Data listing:
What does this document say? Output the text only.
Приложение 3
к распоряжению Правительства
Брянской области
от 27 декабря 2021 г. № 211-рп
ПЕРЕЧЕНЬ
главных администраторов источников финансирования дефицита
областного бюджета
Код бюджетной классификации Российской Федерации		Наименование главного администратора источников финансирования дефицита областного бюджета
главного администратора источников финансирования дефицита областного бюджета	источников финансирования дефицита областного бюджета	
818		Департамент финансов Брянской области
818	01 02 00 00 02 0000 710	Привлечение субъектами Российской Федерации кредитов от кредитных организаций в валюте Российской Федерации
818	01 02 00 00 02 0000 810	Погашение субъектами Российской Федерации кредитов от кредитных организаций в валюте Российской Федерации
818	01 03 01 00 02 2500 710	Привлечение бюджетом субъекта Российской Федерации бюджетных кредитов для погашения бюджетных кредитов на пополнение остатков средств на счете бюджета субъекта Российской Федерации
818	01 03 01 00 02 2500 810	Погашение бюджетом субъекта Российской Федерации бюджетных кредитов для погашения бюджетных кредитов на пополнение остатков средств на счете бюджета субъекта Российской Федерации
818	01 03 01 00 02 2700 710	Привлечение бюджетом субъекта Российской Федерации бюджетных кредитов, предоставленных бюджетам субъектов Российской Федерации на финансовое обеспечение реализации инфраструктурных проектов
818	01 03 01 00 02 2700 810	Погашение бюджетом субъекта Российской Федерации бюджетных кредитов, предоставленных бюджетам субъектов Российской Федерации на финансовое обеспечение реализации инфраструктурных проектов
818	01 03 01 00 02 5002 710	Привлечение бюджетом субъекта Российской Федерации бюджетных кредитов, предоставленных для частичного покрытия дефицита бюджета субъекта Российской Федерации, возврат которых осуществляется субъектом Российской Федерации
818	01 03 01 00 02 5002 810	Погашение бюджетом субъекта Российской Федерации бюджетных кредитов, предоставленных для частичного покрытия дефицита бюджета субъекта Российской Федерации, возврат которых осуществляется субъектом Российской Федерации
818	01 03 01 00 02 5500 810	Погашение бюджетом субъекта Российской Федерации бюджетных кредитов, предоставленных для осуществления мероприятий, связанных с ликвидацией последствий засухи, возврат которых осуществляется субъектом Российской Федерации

AIM OF THE TASK: Give the number of lines in the data that contain "инфраструктурных", with no other words.

WORKED ANSWER: 2